### PROMPT 1
Repeat the source data word for word, beginning at its first line and continuing through the line containing "The cylinder body 41 is at (566, 285).".

— Begin EXCERPT PROVIDED —

In rendering the opinions expressed below, we have assumed, without any independent investigation or verification of any kind, that all of the information as to factual matters contained in the Documents is true, correct, and complete. Any inaccuracy with respect to factual matters contained in the Documents or incompleteness in our understanding of the facts could alter the conclusion reached in this opinion.


Islands Bancorp

October 27, 2006

Page 2

In addition, for purposes of rendering the opinions expressed below, we have assumed with your permission, that (i) all signatures on all Documents reviewed by us are genuine, (ii) all Documents submitted to us as originals are true and correct, (iii) all Documents submitted to us as copies are true and correct copies of the originals thereof, (iv) each natural person signing any Document reviewed by us had the legal capacity to do so, and (v) the Merger and the transactions contemplated in the Merger Agreement will be effected in accordance with the terms thereof.

— End EXCERPT PROVIDED —
— Begin TASK INPUTS —

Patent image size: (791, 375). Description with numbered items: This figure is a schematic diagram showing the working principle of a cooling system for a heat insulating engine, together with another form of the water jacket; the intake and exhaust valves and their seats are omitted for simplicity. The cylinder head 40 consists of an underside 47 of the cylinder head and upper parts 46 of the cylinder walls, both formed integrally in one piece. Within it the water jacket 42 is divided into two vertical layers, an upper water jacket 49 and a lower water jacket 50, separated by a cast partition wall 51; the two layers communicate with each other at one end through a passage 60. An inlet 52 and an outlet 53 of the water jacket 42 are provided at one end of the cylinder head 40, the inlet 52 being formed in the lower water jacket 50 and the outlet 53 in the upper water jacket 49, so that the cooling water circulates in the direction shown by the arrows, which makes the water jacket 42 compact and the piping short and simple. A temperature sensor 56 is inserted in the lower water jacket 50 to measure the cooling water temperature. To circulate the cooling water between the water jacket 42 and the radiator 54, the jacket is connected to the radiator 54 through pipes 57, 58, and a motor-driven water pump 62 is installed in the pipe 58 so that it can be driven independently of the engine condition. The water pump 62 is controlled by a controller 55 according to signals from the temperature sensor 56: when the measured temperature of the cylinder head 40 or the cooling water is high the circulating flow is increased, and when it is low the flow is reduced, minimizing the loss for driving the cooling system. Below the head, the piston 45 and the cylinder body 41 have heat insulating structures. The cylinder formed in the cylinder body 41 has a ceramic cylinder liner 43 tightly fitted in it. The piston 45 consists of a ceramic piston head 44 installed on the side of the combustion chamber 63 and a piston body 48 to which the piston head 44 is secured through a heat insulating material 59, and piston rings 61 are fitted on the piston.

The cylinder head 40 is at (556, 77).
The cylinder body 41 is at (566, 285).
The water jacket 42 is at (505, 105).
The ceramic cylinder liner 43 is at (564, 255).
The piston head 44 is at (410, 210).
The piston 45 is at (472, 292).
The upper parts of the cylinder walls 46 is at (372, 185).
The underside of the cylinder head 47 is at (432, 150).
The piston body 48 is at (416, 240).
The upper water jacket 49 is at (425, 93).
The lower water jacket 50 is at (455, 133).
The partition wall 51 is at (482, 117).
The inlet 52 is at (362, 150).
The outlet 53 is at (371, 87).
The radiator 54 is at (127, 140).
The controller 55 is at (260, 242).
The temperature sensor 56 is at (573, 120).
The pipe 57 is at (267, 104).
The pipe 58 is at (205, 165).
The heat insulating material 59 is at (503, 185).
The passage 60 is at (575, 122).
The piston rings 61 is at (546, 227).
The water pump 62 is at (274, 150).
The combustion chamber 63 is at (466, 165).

— End TASK INPUTS —

### PROMPT 2
Write out the passage of the legal opinion excerpt starting with "In addition, for" and going on through "the terms thereof.", keeping every word as it appears.

### WRITTEN SOLUTION 1
Patent image size: (791, 375). Description with numbered items: This figure is a schematic diagram showing the working principle of a cooling system for a heat insulating engine, together with another form of the water jacket; the intake and exhaust valves and their seats are omitted for simplicity. The cylinder head 40 consists of an underside 47 of the cylinder head and upper parts 46 of the cylinder walls, both formed integrally in one piece. Within it the water jacket 42 is divided into two vertical layers, an upper water jacket 49 and a lower water jacket 50, separated by a cast partition wall 51; the two layers communicate with each other at one end through a passage 60. An inlet 52 and an outlet 53 of the water jacket 42 are provided at one end of the cylinder head 40, the inlet 52 being formed in the lower water jacket 50 and the outlet 53 in the upper water jacket 49, so that the cooling water circulates in the direction shown by the arrows, which makes the water jacket 42 compact and the piping short and simple. A temperature sensor 56 is inserted in the lower water jacket 50 to measure the cooling water temperature. To circulate the cooling water between the water jacket 42 and the radiator 54, the jacket is connected to the radiator 54 through pipes 57, 58, and a motor-driven water pump 62 is installed in the pipe 58 so that it can be driven independently of the engine condition. The water pump 62 is controlled by a controller 55 according to signals from the temperature sensor 56: when the measured temperature of the cylinder head 40 or the cooling water is high the circulating flow is increased, and when it is low the flow is reduced, minimizing the loss for driving the cooling system. Below the head, the piston 45 and the cylinder body 41 have heat insulating structures. The cylinder formed in the cylinder body 41 has a ceramic cylinder liner 43 tightly fitted in it. The piston 45 consists of a ceramic piston head 44 installed on the side of the combustion chamber 63 and a piston body 48 to which the piston head 44 is secured through a heat insulating material 59, and piston rings 61 are fitted on the piston.

The cylinder head 40 is at (556, 77).
The cylinder body 41 is at (566, 285).

### WRITTEN SOLUTION 2
In addition, for purposes of rendering the opinions expressed below, we have assumed with your permission, that (i) all signatures on all Documents reviewed by us are genuine, (ii) all Documents submitted to us as originals are true and correct, (iii) all Documents submitted to us as copies are true and correct copies of the originals thereof, (iv) each natural person signing any Document reviewed by us had the legal capacity to do so, and (v) the Merger and the transactions contemplated in the Merger Agreement will be effected in accordance with the terms thereof.